* [Records about charts and figures]

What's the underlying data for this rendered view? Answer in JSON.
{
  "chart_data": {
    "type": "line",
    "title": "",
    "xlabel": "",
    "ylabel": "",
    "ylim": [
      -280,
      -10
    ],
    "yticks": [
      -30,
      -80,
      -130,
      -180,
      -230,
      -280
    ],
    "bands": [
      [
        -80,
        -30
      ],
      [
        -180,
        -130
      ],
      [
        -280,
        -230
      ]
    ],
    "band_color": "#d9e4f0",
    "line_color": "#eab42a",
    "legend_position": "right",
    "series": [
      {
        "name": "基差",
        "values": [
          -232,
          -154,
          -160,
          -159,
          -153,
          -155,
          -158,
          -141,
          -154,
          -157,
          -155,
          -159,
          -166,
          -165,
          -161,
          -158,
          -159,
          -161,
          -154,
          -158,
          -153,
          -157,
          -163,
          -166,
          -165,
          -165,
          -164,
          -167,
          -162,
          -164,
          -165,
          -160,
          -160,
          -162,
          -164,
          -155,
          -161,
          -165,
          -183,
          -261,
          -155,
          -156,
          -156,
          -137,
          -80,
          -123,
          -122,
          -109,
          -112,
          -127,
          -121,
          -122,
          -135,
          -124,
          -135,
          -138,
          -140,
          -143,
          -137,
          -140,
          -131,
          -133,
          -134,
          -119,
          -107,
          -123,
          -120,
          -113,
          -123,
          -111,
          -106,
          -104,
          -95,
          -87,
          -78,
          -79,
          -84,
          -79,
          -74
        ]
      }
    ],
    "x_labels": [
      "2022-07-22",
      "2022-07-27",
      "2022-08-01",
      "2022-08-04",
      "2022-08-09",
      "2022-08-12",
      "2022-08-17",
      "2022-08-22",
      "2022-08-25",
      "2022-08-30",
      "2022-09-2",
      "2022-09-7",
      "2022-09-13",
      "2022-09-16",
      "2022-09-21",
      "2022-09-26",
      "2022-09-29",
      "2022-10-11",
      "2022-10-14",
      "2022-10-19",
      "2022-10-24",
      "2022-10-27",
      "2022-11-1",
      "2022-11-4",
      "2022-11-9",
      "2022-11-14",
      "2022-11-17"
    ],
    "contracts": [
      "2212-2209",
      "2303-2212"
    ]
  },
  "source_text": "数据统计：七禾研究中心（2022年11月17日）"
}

* [EXERCISE GOAL] Take the entries above and transcribe them in full.

* [ANSWER TO THIS PROBLEM]
What's the underlying data for this rendered view? Answer in JSON.
{
  "chart_data": {
    "type": "line",
    "title": "",
    "xlabel": "",
    "ylabel": "",
    "ylim": [
      -280,
      -10
    ],
    "yticks": [
      -30,
      -80,
      -130,
      -180,
      -230,
      -280
    ],
    "bands": [
      [
        -80,
        -30
      ],
      [
        -180,
        -130
      ],
      [
        -280,
        -230
      ]
    ],
    "band_color": "#d9e4f0",
    "line_color": "#eab42a",
    "legend_position": "right",
    "series": [
      {
        "name": "基差",
        "values": [
          -232,
          -154,
          -160,
          -159,
          -153,
          -155,
          -158,
          -141,
          -154,
          -157,
          -155,
          -159,
          -166,
          -165,
          -161,
          -158,
          -159,
          -161,
          -154,
          -158,
          -153,
          -157,
          -163,
          -166,
          -165,
          -165,
          -164,
          -167,
          -162,
          -164,
          -165,
          -160,
          -160,
          -162,
          -164,
          -155,
          -161,
          -165,
          -183,
          -261,
          -155,
          -156,
          -156,
          -137,
          -80,
          -123,
          -122,
          -109,
          -112,
          -127,
          -121,
          -122,
          -135,
          -124,
          -135,
          -138,
          -140,
          -143,
          -137,
          -140,
          -131,
          -133,
          -134,
          -119,
          -107,
          -123,
          -120,
          -113,
          -123,
          -111,
          -106,
          -104,
          -95,
          -87,
          -78,
          -79,
          -84,
          -79,
          -74
        ]
      }
    ],
    "x_labels": [
      "2022-07-22",
      "2022-07-27",
      "2022-08-01",
      "2022-08-04",
      "2022-08-09",
      "2022-08-12",
      "2022-08-17",
      "2022-08-22",
      "2022-08-25",
      "2022-08-30",
      "2022-09-2",
      "2022-09-7",
      "2022-09-13",
      "2022-09-16",
      "2022-09-21",
      "2022-09-26",
      "2022-09-29",
      "2022-10-11",
      "2022-10-14",
      "2022-10-19",
      "2022-10-24",
      "2022-10-27",
      "2022-11-1",
      "2022-11-4",
      "2022-11-9",
      "2022-11-14",
      "2022-11-17"
    ],
    "contracts": [
      "2212-2209",
      "2303-2212"
    ]
  },
  "source_text": "数据统计：七禾研究中心（2022年11月17日）"
}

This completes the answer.